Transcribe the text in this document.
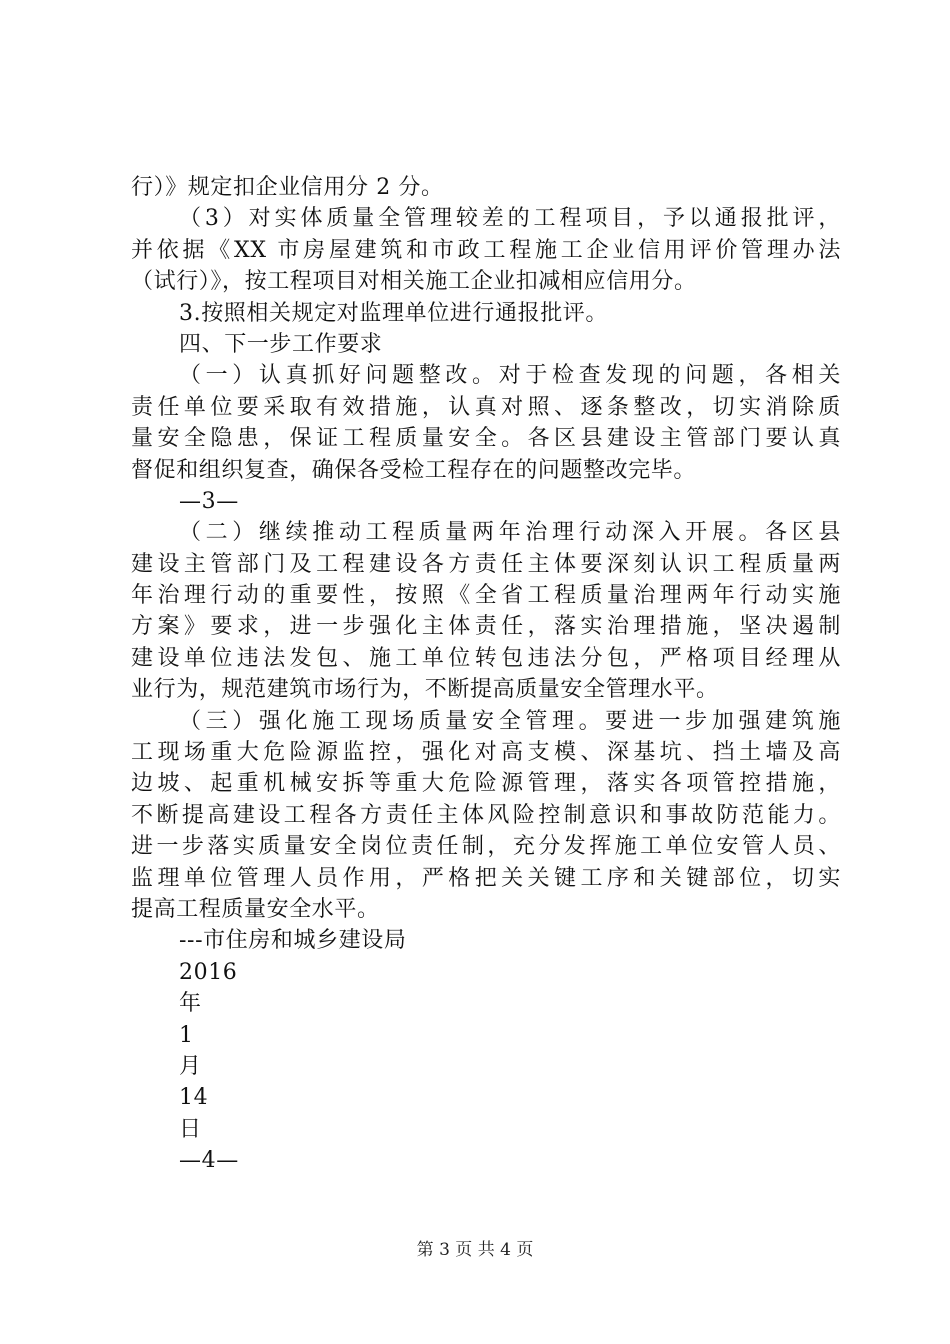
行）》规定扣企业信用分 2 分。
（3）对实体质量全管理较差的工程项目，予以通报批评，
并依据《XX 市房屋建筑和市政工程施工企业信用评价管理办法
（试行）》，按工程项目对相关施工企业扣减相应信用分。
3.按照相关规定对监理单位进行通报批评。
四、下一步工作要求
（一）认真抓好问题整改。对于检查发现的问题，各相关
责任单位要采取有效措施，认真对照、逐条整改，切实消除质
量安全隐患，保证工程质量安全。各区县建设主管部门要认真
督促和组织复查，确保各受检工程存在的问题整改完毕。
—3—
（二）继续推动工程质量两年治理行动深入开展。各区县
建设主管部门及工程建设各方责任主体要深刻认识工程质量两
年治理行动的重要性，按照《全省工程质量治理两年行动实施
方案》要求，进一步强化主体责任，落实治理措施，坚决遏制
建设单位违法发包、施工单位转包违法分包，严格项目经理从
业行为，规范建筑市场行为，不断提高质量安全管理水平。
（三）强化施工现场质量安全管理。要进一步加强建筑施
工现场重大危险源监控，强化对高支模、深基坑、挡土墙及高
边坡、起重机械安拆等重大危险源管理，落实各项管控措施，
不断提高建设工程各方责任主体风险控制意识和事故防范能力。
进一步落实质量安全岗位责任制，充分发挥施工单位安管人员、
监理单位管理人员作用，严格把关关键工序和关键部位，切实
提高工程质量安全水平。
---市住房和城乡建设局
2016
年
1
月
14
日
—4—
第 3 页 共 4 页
---
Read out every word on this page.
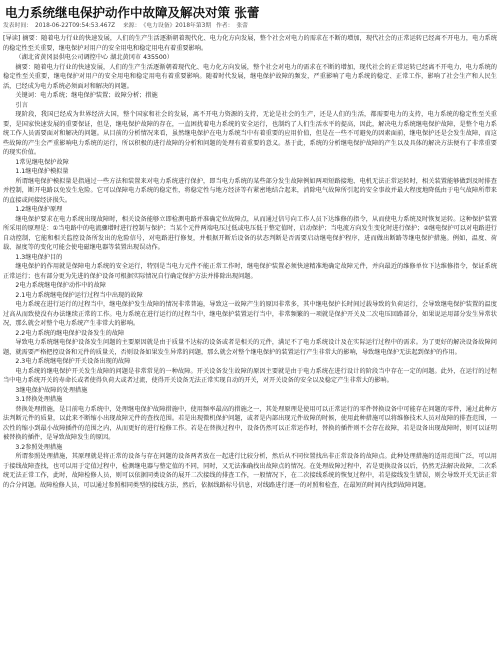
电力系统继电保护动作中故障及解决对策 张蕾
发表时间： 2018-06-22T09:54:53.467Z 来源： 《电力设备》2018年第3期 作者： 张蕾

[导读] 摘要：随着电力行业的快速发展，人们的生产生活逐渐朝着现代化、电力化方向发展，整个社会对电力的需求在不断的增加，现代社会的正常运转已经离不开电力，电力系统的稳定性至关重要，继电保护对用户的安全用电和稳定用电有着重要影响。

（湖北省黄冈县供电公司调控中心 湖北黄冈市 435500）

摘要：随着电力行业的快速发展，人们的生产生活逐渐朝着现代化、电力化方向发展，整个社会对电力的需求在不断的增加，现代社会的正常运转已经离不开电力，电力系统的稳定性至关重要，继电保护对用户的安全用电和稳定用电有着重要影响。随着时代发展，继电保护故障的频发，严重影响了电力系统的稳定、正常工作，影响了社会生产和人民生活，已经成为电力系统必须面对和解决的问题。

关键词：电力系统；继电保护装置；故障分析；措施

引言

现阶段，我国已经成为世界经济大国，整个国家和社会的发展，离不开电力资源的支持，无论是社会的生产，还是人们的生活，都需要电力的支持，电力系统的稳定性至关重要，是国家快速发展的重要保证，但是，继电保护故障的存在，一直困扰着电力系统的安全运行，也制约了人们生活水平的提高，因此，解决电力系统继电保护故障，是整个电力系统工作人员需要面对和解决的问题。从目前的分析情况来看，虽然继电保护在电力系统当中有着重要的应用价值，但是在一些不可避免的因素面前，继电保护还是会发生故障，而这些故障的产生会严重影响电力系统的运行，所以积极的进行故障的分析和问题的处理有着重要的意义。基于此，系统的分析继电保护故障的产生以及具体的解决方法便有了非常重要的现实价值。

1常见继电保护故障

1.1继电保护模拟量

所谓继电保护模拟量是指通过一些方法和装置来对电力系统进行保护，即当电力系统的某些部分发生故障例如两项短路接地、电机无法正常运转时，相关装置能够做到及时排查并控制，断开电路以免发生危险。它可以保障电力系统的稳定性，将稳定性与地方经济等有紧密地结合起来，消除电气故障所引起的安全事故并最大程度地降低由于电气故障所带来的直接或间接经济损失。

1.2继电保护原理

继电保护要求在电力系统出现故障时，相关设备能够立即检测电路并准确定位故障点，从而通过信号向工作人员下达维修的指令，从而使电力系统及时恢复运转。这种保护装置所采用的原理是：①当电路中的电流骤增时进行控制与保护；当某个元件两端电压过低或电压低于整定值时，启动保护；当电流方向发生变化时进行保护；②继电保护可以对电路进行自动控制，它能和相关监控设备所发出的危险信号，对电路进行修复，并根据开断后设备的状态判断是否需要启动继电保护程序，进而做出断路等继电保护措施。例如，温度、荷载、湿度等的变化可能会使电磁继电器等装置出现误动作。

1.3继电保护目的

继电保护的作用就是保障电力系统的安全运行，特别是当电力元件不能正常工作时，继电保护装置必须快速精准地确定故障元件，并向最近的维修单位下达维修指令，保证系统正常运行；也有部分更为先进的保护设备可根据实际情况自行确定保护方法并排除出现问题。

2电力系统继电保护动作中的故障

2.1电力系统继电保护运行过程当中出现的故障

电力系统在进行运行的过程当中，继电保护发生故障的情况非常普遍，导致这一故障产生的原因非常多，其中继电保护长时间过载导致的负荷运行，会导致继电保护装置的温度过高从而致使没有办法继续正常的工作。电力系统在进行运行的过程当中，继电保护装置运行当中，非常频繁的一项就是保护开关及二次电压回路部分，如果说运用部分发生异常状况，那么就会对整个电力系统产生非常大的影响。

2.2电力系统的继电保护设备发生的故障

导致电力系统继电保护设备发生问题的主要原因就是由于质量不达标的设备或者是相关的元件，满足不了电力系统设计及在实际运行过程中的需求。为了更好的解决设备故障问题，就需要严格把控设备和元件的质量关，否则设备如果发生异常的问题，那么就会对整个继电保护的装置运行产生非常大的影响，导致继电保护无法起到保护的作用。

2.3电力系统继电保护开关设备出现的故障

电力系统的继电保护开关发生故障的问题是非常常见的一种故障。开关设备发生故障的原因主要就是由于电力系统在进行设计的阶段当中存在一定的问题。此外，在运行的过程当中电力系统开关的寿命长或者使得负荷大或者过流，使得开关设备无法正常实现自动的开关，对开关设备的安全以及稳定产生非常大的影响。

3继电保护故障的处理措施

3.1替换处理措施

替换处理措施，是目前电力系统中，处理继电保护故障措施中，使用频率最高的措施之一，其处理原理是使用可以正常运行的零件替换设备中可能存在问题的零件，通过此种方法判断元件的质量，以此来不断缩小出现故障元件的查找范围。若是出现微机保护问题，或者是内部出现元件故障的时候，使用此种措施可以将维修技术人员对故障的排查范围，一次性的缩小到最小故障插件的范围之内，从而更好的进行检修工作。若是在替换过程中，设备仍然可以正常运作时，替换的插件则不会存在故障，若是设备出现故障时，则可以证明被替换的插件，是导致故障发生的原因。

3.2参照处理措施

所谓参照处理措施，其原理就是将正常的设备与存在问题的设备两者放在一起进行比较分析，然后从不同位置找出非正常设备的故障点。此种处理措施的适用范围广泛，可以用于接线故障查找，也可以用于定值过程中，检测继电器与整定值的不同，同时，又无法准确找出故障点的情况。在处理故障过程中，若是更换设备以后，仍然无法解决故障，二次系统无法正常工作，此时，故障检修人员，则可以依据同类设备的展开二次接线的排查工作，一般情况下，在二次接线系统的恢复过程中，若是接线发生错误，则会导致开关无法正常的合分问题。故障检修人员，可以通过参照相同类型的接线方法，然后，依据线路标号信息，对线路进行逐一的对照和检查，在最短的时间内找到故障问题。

◆ What is asked
Search the data for "整个社会对电力的需求在不断的增加" and list every line in which it occurs.

◆ Response for this exercise
[导读] 摘要：随着电力行业的快速发展，人们的生产生活逐渐朝着现代化、电力化方向发展，整个社会对电力的需求在不断的增加，现代社会的正常运转已经离不开电力，电力系统的稳定性至关重要，继电保护对用户的安全用电和稳定用电有着重要影响。
摘要：随着电力行业的快速发展，人们的生产生活逐渐朝着现代化、电力化方向发展，整个社会对电力的需求在不断的增加，现代社会的正常运转已经离不开电力，电力系统的稳定性至关重要，继电保护对用户的安全用电和稳定用电有着重要影响。随着时代发展，继电保护故障的频发，严重影响了电力系统的稳定、正常工作，影响了社会生产和人民生活，已经成为电力系统必须面对和解决的问题。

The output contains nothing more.